What this task involves: Of the lines listed below, how many contain the string "ylabel"? Answer with the number alone.

Figure collection entries:
-.-.-

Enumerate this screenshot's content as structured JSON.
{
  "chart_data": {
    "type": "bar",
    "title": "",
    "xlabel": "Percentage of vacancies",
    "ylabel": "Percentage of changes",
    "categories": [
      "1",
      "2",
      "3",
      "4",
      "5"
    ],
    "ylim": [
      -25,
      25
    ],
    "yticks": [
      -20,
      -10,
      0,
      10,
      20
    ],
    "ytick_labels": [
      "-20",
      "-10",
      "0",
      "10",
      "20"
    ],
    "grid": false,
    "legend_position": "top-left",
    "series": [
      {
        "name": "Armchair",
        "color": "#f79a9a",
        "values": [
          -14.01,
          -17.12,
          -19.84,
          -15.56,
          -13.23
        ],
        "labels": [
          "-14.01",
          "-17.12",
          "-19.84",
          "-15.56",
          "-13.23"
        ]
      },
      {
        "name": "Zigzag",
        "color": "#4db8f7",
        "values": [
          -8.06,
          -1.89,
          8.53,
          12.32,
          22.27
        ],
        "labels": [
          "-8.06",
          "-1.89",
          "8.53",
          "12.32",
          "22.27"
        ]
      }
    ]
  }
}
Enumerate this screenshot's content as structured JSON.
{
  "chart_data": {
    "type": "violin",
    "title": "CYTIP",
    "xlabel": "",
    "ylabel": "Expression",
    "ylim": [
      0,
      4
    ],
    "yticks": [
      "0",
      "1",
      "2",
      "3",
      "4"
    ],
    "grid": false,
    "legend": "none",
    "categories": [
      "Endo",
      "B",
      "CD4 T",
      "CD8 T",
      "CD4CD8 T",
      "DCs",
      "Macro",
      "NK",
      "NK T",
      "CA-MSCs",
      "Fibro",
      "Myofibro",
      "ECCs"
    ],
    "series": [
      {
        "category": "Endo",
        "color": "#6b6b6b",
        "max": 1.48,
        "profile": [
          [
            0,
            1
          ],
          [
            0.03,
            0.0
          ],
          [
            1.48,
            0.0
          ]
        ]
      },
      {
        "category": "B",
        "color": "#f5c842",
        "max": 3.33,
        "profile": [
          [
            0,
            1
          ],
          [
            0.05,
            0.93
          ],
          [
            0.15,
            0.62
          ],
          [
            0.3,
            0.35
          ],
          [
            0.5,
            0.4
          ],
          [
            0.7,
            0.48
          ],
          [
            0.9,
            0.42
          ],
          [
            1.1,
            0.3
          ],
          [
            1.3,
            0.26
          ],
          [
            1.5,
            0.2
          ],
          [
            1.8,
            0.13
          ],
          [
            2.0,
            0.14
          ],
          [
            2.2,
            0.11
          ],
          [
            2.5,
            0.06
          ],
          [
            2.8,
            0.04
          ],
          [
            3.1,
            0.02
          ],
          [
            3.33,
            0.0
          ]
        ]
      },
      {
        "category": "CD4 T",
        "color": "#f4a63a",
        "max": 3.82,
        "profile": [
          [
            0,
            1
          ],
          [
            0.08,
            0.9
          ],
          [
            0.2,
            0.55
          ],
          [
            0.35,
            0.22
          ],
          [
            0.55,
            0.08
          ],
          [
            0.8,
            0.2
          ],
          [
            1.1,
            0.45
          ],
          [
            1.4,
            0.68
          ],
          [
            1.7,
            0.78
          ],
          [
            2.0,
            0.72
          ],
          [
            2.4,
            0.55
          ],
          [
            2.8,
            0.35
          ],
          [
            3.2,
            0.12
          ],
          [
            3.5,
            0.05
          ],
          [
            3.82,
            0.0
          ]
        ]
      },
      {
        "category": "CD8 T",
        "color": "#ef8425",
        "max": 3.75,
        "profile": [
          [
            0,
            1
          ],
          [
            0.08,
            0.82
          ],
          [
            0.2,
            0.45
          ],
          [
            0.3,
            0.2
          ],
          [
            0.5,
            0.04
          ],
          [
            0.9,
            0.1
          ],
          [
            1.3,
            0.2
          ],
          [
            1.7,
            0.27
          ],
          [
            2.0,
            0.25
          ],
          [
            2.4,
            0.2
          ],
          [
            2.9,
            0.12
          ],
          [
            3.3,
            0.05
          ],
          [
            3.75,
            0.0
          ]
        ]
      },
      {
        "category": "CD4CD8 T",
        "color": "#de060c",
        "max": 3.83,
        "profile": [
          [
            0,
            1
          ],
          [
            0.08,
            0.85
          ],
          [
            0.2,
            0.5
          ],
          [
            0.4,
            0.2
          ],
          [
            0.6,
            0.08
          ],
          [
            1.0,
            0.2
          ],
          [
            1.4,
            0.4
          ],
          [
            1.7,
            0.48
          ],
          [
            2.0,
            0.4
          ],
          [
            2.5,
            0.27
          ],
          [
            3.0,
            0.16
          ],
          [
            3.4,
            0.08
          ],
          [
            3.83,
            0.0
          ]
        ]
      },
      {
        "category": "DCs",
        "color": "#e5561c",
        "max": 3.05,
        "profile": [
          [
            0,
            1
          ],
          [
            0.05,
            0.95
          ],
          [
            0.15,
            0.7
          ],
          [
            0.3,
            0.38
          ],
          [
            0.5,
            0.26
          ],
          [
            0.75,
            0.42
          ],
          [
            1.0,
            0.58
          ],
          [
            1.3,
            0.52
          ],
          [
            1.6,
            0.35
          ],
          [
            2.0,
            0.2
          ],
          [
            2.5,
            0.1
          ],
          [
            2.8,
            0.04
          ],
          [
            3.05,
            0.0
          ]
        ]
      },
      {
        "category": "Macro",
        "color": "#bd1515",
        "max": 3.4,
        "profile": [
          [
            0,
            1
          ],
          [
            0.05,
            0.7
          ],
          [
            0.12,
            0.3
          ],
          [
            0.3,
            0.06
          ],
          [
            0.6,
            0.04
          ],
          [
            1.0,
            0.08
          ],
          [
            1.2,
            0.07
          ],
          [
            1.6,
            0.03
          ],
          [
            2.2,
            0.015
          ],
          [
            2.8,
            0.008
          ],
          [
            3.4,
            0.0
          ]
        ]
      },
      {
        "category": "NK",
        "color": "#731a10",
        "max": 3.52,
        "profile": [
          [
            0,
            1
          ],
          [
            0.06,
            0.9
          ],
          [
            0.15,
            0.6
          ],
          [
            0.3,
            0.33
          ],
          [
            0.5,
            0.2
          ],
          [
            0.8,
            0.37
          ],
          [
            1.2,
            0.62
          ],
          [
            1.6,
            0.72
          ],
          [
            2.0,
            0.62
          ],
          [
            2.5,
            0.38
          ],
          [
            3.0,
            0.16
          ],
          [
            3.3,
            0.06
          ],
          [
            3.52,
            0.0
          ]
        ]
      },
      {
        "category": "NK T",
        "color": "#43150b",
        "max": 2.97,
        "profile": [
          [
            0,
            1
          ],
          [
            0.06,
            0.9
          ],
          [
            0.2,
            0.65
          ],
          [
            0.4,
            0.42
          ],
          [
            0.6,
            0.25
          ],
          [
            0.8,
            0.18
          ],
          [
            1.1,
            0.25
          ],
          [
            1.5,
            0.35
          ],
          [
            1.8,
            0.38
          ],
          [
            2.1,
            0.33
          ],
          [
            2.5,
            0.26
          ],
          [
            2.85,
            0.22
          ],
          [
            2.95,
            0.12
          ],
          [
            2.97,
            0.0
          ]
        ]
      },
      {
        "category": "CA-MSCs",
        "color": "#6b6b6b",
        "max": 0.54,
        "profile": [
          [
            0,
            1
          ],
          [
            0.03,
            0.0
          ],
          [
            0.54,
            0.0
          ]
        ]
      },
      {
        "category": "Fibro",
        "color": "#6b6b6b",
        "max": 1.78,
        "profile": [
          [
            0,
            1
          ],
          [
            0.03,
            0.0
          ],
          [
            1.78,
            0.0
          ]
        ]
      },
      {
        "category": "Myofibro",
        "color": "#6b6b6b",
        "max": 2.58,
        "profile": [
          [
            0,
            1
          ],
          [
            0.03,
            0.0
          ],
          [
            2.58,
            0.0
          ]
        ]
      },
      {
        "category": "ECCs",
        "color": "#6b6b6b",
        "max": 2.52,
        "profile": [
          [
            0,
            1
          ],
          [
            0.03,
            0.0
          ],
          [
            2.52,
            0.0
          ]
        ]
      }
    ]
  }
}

-.-.-

Task output: 2